Can you rewrite the listing below, swapping every "button" for "control" and changing nothing else? Leave the pictures out of your answer.
━━━━━━━━━━━━━━━━
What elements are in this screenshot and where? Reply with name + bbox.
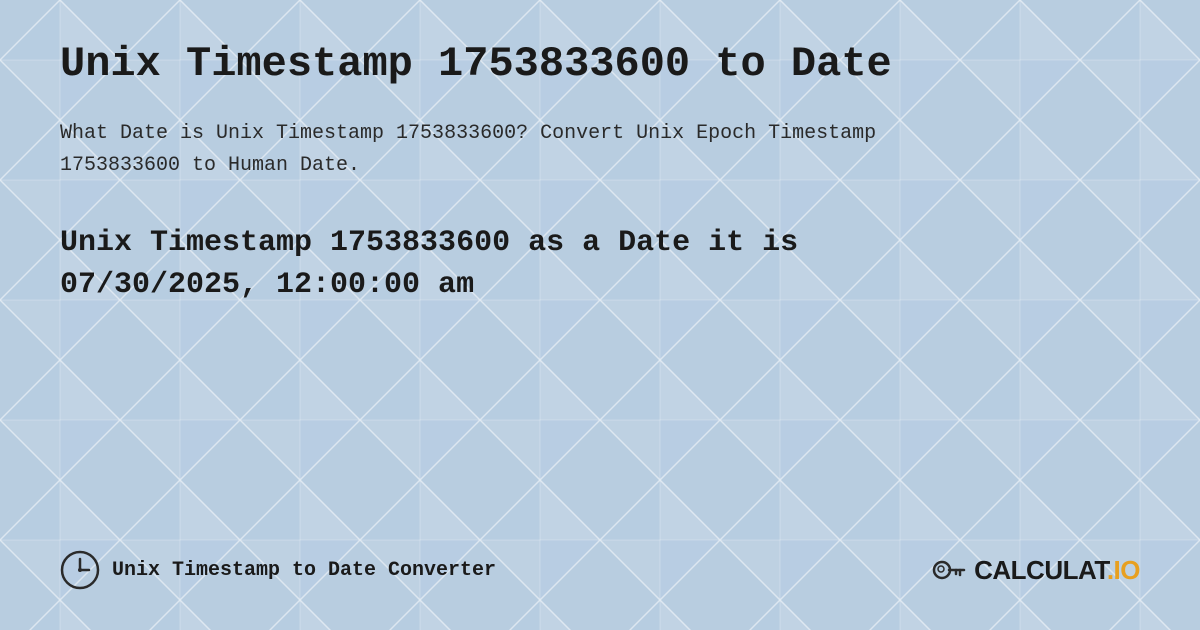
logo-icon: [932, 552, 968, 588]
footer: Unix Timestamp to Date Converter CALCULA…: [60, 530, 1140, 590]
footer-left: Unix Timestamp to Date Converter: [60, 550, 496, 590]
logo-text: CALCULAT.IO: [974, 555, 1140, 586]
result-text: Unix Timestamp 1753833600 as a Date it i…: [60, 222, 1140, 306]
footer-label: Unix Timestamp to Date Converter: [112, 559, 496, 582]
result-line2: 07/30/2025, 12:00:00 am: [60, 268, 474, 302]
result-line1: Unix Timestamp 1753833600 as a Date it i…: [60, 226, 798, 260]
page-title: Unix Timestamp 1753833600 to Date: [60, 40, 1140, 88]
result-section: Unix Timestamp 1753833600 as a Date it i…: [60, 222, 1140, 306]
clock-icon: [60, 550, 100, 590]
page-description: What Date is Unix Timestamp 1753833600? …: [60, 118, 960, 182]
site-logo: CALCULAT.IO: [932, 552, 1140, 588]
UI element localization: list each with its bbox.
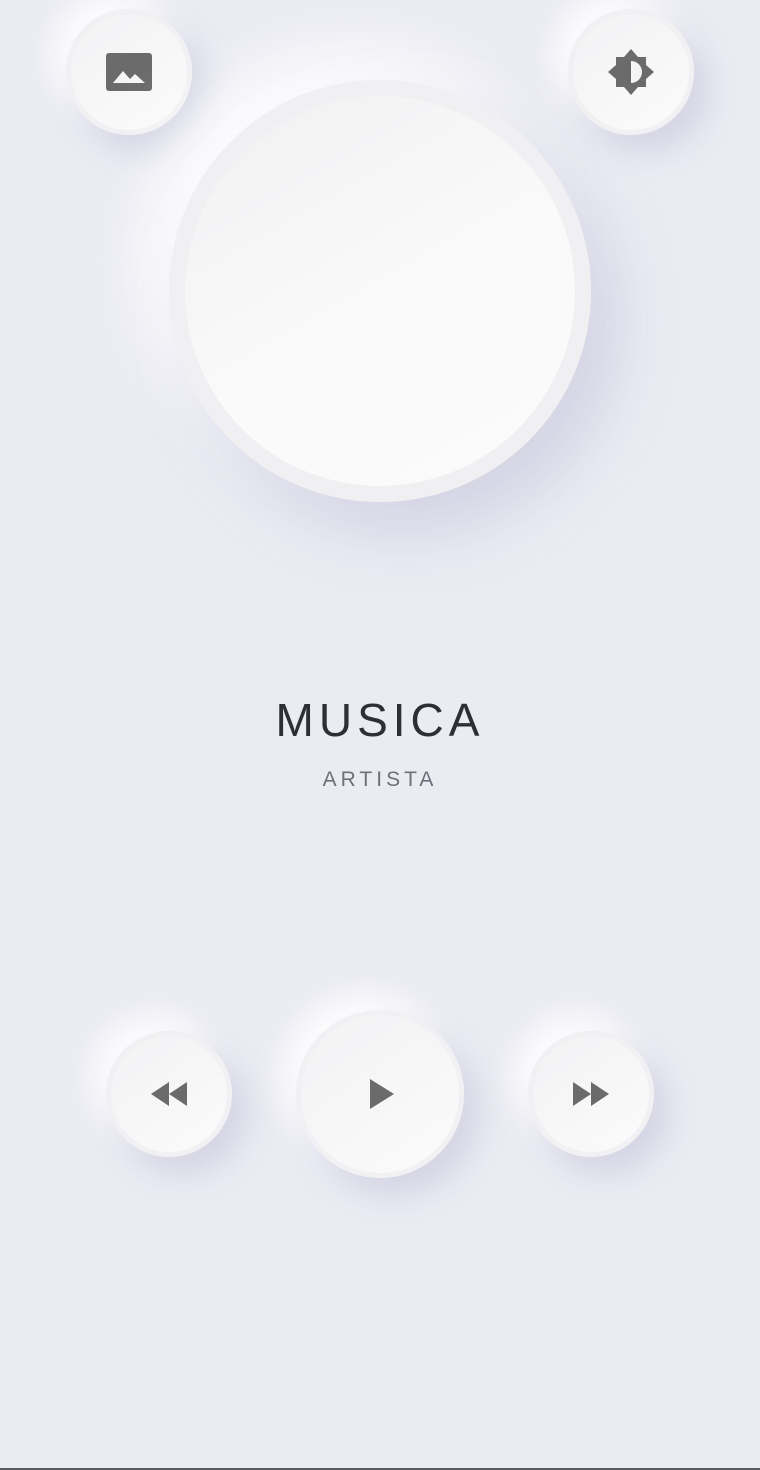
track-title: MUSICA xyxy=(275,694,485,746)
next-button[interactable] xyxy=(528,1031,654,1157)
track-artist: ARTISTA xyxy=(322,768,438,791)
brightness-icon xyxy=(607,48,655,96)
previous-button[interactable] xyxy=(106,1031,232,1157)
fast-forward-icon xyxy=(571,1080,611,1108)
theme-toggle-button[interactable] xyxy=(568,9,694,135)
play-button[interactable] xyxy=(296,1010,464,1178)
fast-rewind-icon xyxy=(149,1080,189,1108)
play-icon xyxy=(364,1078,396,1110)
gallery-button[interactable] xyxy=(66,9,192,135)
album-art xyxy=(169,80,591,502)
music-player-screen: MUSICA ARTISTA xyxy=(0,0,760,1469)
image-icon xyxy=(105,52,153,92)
━━━━━━━━━━━━━━━━
§ Reply to the task:
What elements are in this screenshot and where? Reply with name + bbox.
logo-icon: [932, 552, 968, 588]
footer: Unix Timestamp to Date Converter CALCULA…: [60, 530, 1140, 590]
footer-left: Unix Timestamp to Date Converter: [60, 550, 496, 590]
logo-text: CALCULAT.IO: [974, 555, 1140, 586]
result-text: Unix Timestamp 1753833600 as a Date it i…: [60, 222, 1140, 306]
footer-label: Unix Timestamp to Date Converter: [112, 559, 496, 582]
result-line2: 07/30/2025, 12:00:00 am: [60, 268, 474, 302]
result-line1: Unix Timestamp 1753833600 as a Date it i…: [60, 226, 798, 260]
page-title: Unix Timestamp 1753833600 to Date: [60, 40, 1140, 88]
result-section: Unix Timestamp 1753833600 as a Date it i…: [60, 222, 1140, 306]
clock-icon: [60, 550, 100, 590]
page-description: What Date is Unix Timestamp 1753833600? …: [60, 118, 960, 182]
site-logo: CALCULAT.IO: [932, 552, 1140, 588]
UI element localization: list each with its bbox.
track-title: MUSICA xyxy=(275,694,485,746)
next-control[interactable] xyxy=(528,1031,654,1157)
track-artist: ARTISTA xyxy=(322,768,438,791)
brightness-icon xyxy=(607,48,655,96)
previous-control[interactable] xyxy=(106,1031,232,1157)
fast-forward-icon xyxy=(571,1080,611,1108)
theme-toggle-control[interactable] xyxy=(568,9,694,135)
play-control[interactable] xyxy=(296,1010,464,1178)
fast-rewind-icon xyxy=(149,1080,189,1108)
play-icon xyxy=(364,1078,396,1110)
gallery-control[interactable] xyxy=(66,9,192,135)
album-art xyxy=(169,80,591,502)
music-player-screen: MUSICA ARTISTA xyxy=(0,0,760,1469)
image-icon xyxy=(105,52,153,92)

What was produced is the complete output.